[Begin]

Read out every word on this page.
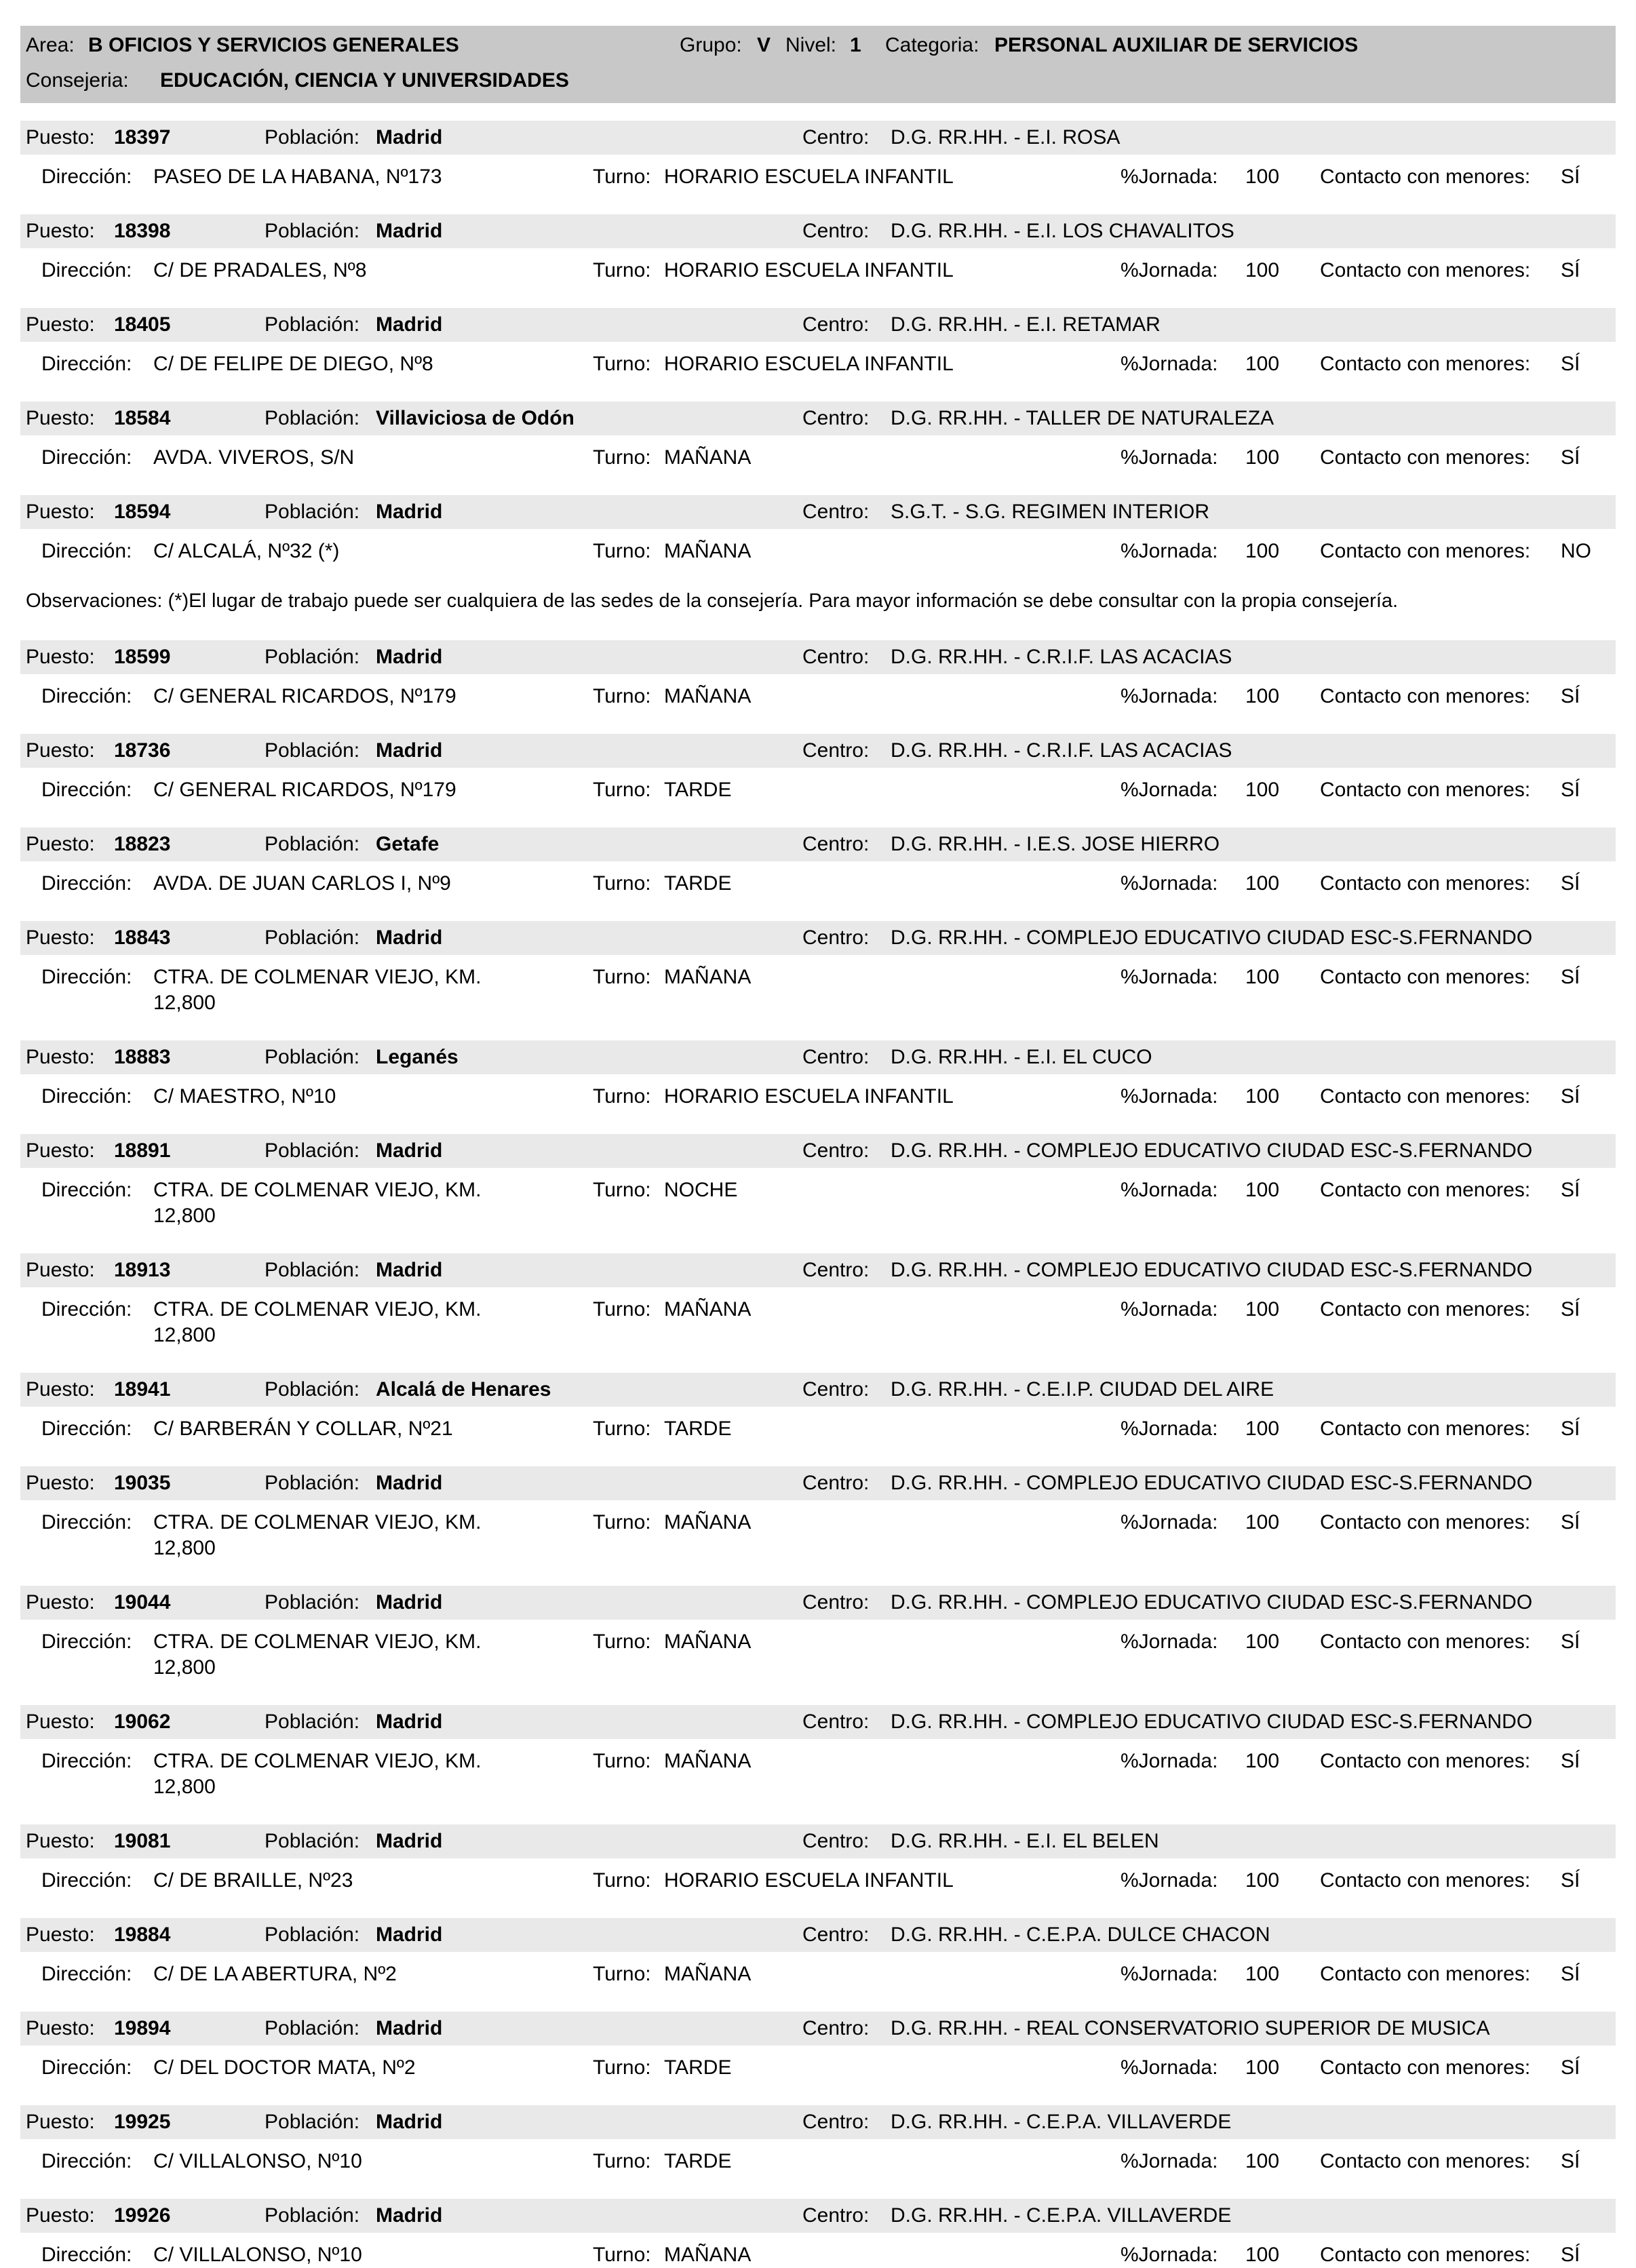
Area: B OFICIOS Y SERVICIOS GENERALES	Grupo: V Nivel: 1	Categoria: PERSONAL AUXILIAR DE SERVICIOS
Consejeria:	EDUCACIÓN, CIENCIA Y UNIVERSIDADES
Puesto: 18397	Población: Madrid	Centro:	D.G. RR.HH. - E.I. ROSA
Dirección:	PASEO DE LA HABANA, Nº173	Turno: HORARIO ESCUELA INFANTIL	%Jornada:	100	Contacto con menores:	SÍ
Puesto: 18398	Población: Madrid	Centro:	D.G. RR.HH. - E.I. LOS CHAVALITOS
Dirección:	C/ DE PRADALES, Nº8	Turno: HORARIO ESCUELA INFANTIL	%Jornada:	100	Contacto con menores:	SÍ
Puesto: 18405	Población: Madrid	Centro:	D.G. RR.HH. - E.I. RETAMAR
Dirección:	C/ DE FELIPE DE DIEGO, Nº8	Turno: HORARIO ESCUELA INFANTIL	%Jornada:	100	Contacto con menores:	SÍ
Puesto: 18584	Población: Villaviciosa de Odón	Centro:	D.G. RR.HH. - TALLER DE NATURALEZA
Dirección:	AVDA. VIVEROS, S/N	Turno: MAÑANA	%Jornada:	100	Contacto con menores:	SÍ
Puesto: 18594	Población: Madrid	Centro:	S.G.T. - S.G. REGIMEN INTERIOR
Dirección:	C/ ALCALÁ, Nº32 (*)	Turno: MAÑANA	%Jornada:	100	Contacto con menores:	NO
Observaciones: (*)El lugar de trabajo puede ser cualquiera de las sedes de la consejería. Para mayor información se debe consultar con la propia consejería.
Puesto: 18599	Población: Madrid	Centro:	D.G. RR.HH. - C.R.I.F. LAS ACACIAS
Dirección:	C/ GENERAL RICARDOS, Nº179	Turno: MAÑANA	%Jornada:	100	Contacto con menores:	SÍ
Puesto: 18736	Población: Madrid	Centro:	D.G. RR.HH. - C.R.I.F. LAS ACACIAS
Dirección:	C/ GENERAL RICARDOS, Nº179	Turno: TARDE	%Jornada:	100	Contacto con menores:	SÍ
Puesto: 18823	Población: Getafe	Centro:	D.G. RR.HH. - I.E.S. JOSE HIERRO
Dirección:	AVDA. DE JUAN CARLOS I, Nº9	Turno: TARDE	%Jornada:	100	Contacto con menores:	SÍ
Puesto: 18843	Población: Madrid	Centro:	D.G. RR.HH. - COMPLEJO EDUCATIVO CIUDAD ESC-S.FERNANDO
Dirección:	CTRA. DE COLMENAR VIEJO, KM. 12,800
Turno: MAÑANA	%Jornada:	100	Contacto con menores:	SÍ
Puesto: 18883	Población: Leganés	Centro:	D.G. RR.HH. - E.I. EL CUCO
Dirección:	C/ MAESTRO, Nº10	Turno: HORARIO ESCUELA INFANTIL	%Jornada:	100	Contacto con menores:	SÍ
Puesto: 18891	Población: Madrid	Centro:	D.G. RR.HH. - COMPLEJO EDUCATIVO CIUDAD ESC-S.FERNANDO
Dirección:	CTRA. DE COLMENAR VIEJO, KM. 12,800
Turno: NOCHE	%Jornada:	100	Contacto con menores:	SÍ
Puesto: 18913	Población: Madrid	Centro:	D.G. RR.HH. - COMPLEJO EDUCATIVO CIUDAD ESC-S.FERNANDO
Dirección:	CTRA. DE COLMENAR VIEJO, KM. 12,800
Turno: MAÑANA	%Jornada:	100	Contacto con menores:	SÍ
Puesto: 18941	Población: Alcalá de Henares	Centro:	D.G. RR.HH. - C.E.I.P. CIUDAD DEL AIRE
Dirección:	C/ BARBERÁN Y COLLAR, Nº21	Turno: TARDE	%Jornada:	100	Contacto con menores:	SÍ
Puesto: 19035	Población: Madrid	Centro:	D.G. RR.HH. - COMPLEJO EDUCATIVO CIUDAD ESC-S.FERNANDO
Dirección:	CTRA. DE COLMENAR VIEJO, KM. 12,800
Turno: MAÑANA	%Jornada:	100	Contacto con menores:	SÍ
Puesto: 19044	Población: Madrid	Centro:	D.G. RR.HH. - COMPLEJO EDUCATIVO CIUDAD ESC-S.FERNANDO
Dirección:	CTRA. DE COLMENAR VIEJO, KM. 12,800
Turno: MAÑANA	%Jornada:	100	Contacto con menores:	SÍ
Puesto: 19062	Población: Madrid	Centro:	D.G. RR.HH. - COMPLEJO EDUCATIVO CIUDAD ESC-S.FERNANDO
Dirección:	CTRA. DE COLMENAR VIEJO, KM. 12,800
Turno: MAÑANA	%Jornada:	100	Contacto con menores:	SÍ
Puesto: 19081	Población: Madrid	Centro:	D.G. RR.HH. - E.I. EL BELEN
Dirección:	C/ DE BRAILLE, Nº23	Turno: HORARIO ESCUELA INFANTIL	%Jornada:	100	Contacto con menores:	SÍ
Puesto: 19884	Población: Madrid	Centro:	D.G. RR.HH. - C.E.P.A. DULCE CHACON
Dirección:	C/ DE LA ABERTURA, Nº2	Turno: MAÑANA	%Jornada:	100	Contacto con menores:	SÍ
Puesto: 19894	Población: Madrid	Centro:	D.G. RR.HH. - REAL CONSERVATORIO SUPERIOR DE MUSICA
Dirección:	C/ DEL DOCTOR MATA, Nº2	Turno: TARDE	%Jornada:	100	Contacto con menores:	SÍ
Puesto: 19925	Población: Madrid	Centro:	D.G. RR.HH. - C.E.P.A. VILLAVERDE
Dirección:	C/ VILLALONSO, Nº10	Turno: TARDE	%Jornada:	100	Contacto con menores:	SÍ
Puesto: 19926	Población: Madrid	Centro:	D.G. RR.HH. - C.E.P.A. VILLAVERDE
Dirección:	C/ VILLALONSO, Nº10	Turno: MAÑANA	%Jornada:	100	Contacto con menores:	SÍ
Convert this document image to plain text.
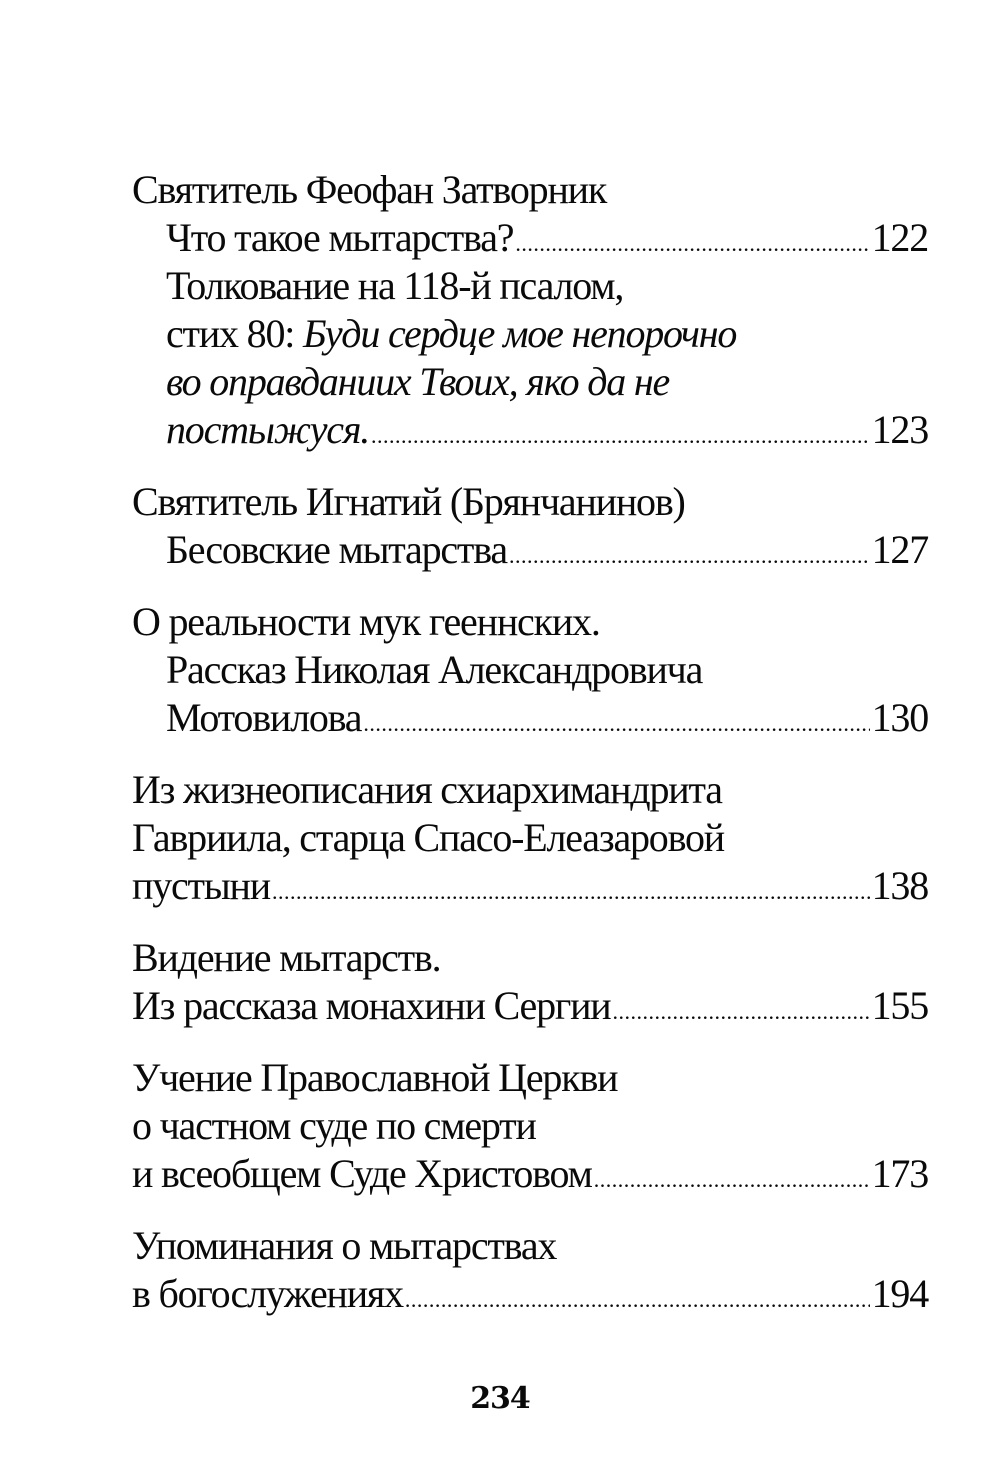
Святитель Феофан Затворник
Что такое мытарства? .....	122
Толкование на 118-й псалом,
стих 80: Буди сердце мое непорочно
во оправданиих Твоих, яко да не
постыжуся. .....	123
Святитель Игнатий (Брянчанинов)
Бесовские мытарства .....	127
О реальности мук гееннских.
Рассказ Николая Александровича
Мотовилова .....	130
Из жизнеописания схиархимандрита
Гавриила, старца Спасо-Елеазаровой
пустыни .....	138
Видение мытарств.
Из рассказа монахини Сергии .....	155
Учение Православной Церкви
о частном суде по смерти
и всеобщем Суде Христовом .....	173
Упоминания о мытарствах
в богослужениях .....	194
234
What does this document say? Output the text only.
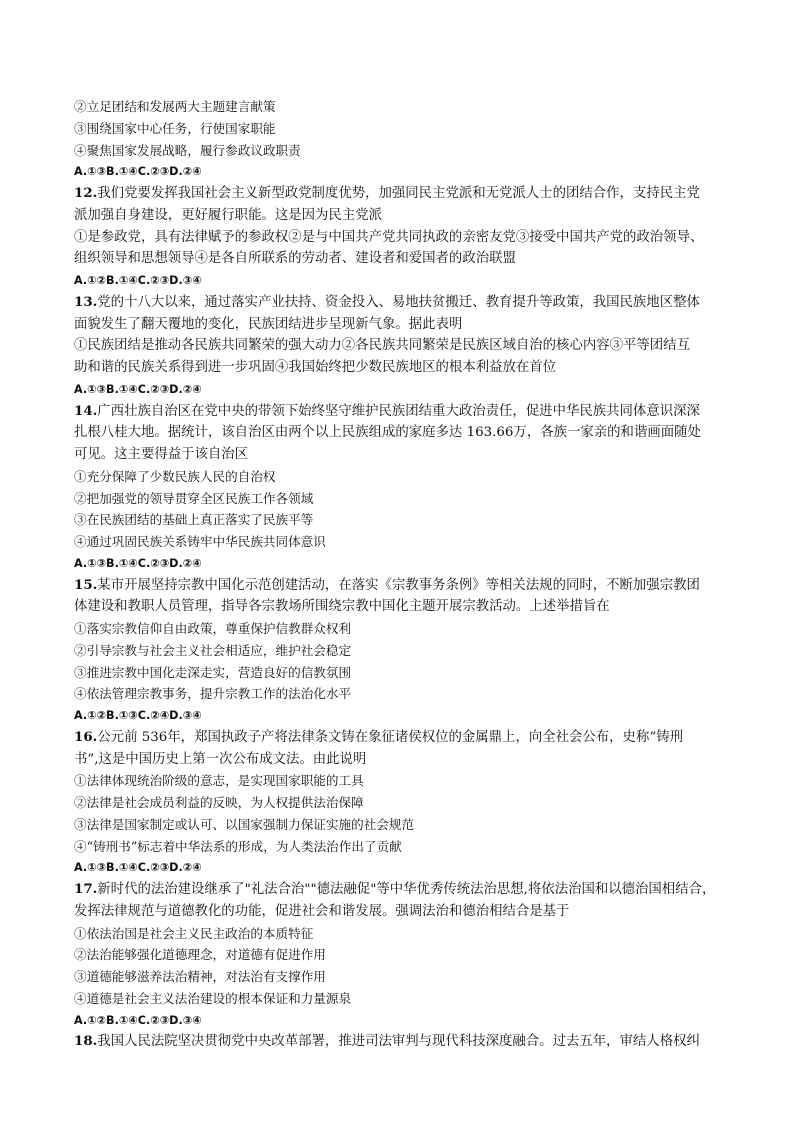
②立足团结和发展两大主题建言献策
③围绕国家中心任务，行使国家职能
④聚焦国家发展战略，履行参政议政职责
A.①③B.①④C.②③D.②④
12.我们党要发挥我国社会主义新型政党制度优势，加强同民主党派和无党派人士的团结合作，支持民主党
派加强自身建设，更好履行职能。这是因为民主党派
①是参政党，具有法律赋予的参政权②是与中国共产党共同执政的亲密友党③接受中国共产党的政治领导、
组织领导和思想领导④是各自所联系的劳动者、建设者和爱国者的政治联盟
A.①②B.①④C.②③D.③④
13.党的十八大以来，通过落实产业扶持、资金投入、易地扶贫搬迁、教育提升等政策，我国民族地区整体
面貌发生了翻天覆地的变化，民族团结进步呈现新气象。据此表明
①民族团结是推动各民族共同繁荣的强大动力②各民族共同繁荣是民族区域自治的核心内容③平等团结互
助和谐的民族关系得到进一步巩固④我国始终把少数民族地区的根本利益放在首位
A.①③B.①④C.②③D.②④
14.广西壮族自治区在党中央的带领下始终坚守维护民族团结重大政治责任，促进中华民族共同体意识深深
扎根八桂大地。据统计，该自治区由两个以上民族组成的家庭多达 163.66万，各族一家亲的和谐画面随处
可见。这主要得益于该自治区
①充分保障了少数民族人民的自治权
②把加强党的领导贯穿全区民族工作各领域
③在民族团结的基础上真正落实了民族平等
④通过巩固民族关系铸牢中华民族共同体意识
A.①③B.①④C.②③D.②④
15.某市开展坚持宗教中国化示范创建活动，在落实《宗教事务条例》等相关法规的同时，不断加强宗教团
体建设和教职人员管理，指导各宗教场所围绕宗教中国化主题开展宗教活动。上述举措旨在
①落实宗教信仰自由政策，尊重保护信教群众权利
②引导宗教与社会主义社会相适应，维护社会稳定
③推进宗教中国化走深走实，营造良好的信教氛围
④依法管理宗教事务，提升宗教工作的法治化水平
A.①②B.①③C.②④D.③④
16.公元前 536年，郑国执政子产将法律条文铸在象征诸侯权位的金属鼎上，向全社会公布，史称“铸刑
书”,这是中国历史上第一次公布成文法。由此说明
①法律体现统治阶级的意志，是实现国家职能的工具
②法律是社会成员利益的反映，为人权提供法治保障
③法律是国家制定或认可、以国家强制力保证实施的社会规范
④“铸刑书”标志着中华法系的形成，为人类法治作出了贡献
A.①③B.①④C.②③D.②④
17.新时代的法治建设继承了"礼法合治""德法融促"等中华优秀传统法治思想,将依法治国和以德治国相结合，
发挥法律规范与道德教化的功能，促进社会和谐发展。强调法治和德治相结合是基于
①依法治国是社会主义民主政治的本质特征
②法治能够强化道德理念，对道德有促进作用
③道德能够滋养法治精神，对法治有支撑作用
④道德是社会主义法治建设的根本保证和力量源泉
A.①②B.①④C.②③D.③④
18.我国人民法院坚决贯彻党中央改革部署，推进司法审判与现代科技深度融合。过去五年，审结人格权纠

[End]

YOUR TASK:
Scan the records above for the string "RICARDOS", then select every line that holds it.

OUTPUT:
Dirección:	C/ GENERAL RICARDOS, Nº179	Turno: MAÑANA	%Jornada:	100	Contacto con menores:	SÍ
Dirección:	C/ GENERAL RICARDOS, Nº179	Turno: TARDE	%Jornada:	100	Contacto con menores:	SÍ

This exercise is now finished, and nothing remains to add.